**PAGE**:
******

Click here to Skip to main content
65,938 articles
CodeProject is changing. Read more.
Articles
(untagged)

Wrapper Class for Parsing Fixed-Width or Delimited Text Files

0.00/5 (No votes)
15 Feb 2005 1  
This is a utility class that will allow you to parse fixed-width or delimited text files in an event-driven model. Simply specify the file location, the format type (fixed vs. delimited) and add TextField members to the strongly-typed TextFieldCollection.

Introduction

XML files have become very common these days, but there are still many systems out there that require flat-file interfaces (especially in the financial industry). Many, many people have written code many, many times to read a line from the file, pick out the individual fields and perform some action with the retrieved data. Being faced with the prospect of doing this once again, I determined to find a better way of accomplishing this goal in a way that would be generic and reusable.

Summary

TextFieldParser is a utility class that will allow you to parse fixed-width or delimited text files in an event-driven model. Simply specify the file location, the format type (fixed vs. delimited), and add TextField members to the strongly-typed TextFieldCollection. The TextFieldParser class will extract the desired fields from each line in the target file and is smart enough that if you are processing a delimited file and you specify that a field is quoted, it will ignore any delimiters that it may find within the quoted fields.

Each line in the text file will raise either a RecordFound or RecordFailed event, providing details appropriate to the event. If the record is a match, each TextField member of the TextFieldCollection will have its Value property updated to reflect the information parsed from the text file prior to raising the RecordFound event. If the record does not match the requested pattern, the RecordFailed event provides the line number and text of the offending record along with an error message and a boolean reference variable that you can use to abort or continue processing. In addition to verifying that each TextField object has a corresponding field in the text-file's record, the TextFieldParser will also do an explicit conversion of the text-file's value to the .NET CLR data-type specified in the TextField object. If there is a conversion error, this is trapped and returned to the caller through the use of the RecordFailed event.

******

**SUPPLIED ENTRIES**:
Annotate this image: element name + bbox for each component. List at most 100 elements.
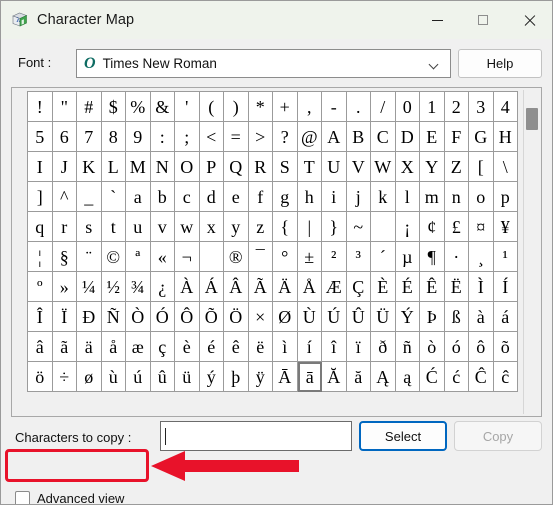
character-cell[interactable]: Â (224, 272, 249, 302)
character-cell[interactable]: K (77, 152, 102, 182)
character-cell[interactable]: ´ (371, 242, 396, 272)
character-cell[interactable]: R (248, 152, 273, 182)
character-cell[interactable]: Ã (248, 272, 273, 302)
character-cell[interactable]: q (28, 212, 53, 242)
character-cell[interactable]: Y (420, 152, 445, 182)
advanced-view-checkbox[interactable]: Advanced view (15, 491, 124, 504)
character-cell[interactable]: @ (297, 122, 322, 152)
character-cell[interactable]: I (28, 152, 53, 182)
character-cell[interactable]: ć (444, 362, 469, 392)
character-cell[interactable]: N (150, 152, 175, 182)
character-cell[interactable]: m (420, 182, 445, 212)
character-cell[interactable]: [ (469, 152, 494, 182)
character-cell[interactable]: ä (77, 332, 102, 362)
character-cell[interactable]: ³ (346, 242, 371, 272)
character-cell[interactable]: ñ (395, 332, 420, 362)
character-cell[interactable]: ó (444, 332, 469, 362)
character-cell[interactable]: + (273, 92, 298, 122)
character-cell[interactable]: w (175, 212, 200, 242)
character-cell[interactable]: ç (150, 332, 175, 362)
character-cell[interactable]: ) (224, 92, 249, 122)
character-cell[interactable]: ; (175, 122, 200, 152)
chevron-down-icon[interactable] (430, 61, 439, 66)
character-cell[interactable]: Å (297, 272, 322, 302)
character-cell[interactable]: Þ (420, 302, 445, 332)
character-cell[interactable]: × (248, 302, 273, 332)
character-cell[interactable]: ö (28, 362, 53, 392)
character-cell[interactable]: p (493, 182, 518, 212)
character-cell[interactable]: ¶ (420, 242, 445, 272)
character-cell[interactable]: , (297, 92, 322, 122)
character-cell[interactable]: d (199, 182, 224, 212)
font-combobox[interactable]: O Times New Roman (76, 49, 451, 78)
character-cell[interactable]: « (150, 242, 175, 272)
character-cell[interactable]: ù (101, 362, 126, 392)
character-cell[interactable]: | (297, 212, 322, 242)
character-cell[interactable]: x (199, 212, 224, 242)
character-cell[interactable]: ÷ (52, 362, 77, 392)
character-cell[interactable]: ê (224, 332, 249, 362)
character-cell[interactable] (371, 212, 396, 242)
character-cell[interactable]: g (273, 182, 298, 212)
character-cell[interactable]: ú (126, 362, 151, 392)
character-cell[interactable]: ă (346, 362, 371, 392)
character-cell[interactable]: ü (175, 362, 200, 392)
character-cell[interactable]: Ö (224, 302, 249, 332)
character-cell[interactable]: e (224, 182, 249, 212)
character-cell[interactable]: ô (469, 332, 494, 362)
character-cell[interactable]: " (52, 92, 77, 122)
character-cell[interactable]: ą (395, 362, 420, 392)
character-cell[interactable]: ½ (101, 272, 126, 302)
character-cell[interactable]: ® (224, 242, 249, 272)
character-cell[interactable]: j (346, 182, 371, 212)
character-cell[interactable]: Ĉ (469, 362, 494, 392)
character-cell[interactable]: ¸ (469, 242, 494, 272)
character-cell[interactable]: B (346, 122, 371, 152)
character-cell[interactable]: Ó (150, 302, 175, 332)
character-cell[interactable]: Ą (371, 362, 396, 392)
character-cell[interactable]: P (199, 152, 224, 182)
character-cell[interactable]: Ì (469, 272, 494, 302)
character-cell[interactable]: » (52, 272, 77, 302)
character-cell[interactable]: Ù (297, 302, 322, 332)
character-cell[interactable]: $ (101, 92, 126, 122)
character-cell[interactable]: . (346, 92, 371, 122)
character-cell[interactable]: ± (297, 242, 322, 272)
character-cell[interactable]: ¯ (248, 242, 273, 272)
character-cell[interactable]: Ü (371, 302, 396, 332)
character-cell[interactable]: ë (248, 332, 273, 362)
character-cell[interactable]: V (346, 152, 371, 182)
character-cell[interactable]: X (395, 152, 420, 182)
character-cell[interactable]: W (371, 152, 396, 182)
character-cell[interactable]: 8 (101, 122, 126, 152)
character-cell[interactable]: Ô (175, 302, 200, 332)
character-cell[interactable]: 4 (493, 92, 518, 122)
character-cell[interactable]: A (322, 122, 347, 152)
character-cell[interactable]: l (395, 182, 420, 212)
character-cell[interactable]: 5 (28, 122, 53, 152)
character-cell[interactable]: Á (199, 272, 224, 302)
character-cell[interactable]: { (273, 212, 298, 242)
character-cell[interactable]: ² (322, 242, 347, 272)
character-cell[interactable]: 0 (395, 92, 420, 122)
character-cell[interactable]: Ç (346, 272, 371, 302)
character-cell[interactable]: 2 (444, 92, 469, 122)
character-cell[interactable]: t (101, 212, 126, 242)
character-cell[interactable]: Ă (322, 362, 347, 392)
character-cell[interactable]: À (175, 272, 200, 302)
character-cell[interactable]: ã (52, 332, 77, 362)
character-cell[interactable]: © (101, 242, 126, 272)
character-cell-selected[interactable]: ā (297, 362, 322, 392)
character-cell[interactable]: % (126, 92, 151, 122)
character-cell[interactable]: ĉ (493, 362, 518, 392)
character-cell[interactable]: Ï (52, 302, 77, 332)
character-cell[interactable]: Õ (199, 302, 224, 332)
character-cell[interactable]: o (469, 182, 494, 212)
character-cell[interactable]: i (322, 182, 347, 212)
character-cell[interactable]: 6 (52, 122, 77, 152)
character-cell[interactable]: § (52, 242, 77, 272)
character-cell[interactable]: _ (77, 182, 102, 212)
character-cell[interactable]: * (248, 92, 273, 122)
character-cell[interactable]: ¬ (175, 242, 200, 272)
character-cell[interactable]: ò (420, 332, 445, 362)
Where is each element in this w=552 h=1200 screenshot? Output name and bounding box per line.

******

**WRITTEN REQUEST 1**: Which industry does the TextFieldParser article single out as still requiring flat-file interfaces?
**WRITTEN REQUEST 2**: Pick up the TextFieldParser article right after its final sentence and keep writing it.
The items stand apart from the TextFieldParser article and are separate material.

**WRITTEN RESPONSE 1**: The financial industry.

**WRITTEN RESPONSE 2**:
The Interesting Bits

There is really nothing in this class library that is new or revolutionary. I just took some time to put it together in a way that would be useful to more than one project and more than one person. There are a lot of areas that are covered by this project, however, and they are worth pointing out so that anyone looking for simple examples of such implementations will know what to expect.

  • Enumerations
  • Delegates & Events
  • Overloaded Constructors and Methods
  • File Stream I/O
  • Strongly-Typed Collections

Usage Example

I haven't included any of the code itself because, quite frankly, there is little there that would require any sort of explanation and all of it is well commented. I have, however, included below an example of how you would instantiate, configure, call and handle call-backs from the TextFieldParser (included in the demo project is a text file that this code will process).

One thing to note is that the TextField object has properties for Length and Quoted. The Length property has meaning only if your FileFormat is FixedWidth and the Quoted property has meaning only if the FileFormat is Delimited. Otherwise, these values are ignored.

Imports Utilities.Text.Parsing
Module Module1

    Dim WithEvents DataFile As New Utilities.Text.Parsing.TextFieldParser

    Sub Main()

        ' **********************

        ' Delimited File Parsing

        ' **********************


        ' Configure the base object properties

        DataFile.FileType = TextFieldParser.FileFormat.Delimited
        DataFile.FileName = "D:\DelimTestFile.txt"

        ' Add the TextField objects to the collection

        Dim quote As Boolean
        For i As Int32 = 1 To 80
            ' LineOne,"two",three,"four",five,"six" ...

            quote = (i Mod 2 = 0)
            DataFile.TextFields.Add(New TextField("Field" + _
                 i.ToString(), TypeCode.String, quote))
        Next i

        ' Parse the file

        DataFile.ParseFile()

        ' ************************

        ' Fixed Width File Parsing

        ' ************************


        ' Configure the base object properties

        DataFile.FileType = TextFieldParser.FileFormat.FixedWidth
        DataFile.FileName = "D:\FixedTestFile.txt"
        ' get rid of the old field definitions

        DataFile.TextFields.Clear()

        ' Add the TextField objects to the collection

        ' LineOne  onetwothreefourfivesixseveneightnine10 ...

        DataFile.TextFields.Add(New TextField("LineNumber", TypeCode.String, 9))
        For i As Int32 = 1 To 8
            DataFile.TextFields.Add(New TextField("Field1", TypeCode.String, 3))
            DataFile.TextFields.Add(New TextField("Field2", TypeCode.String, 3))
            DataFile.TextFields.Add(New TextField("Field3", TypeCode.String, 5))
            DataFile.TextFields.Add(New TextField("Field4", TypeCode.String, 4))
            DataFile.TextFields.Add(New TextField("Field5", TypeCode.String, 4))
            DataFile.TextFields.Add(New TextField("Field6", TypeCode.String, 3))
            DataFile.TextFields.Add(New TextField("Field7", TypeCode.String, 5))
            DataFile.TextFields.Add(New TextField("Field8", TypeCode.String, 5))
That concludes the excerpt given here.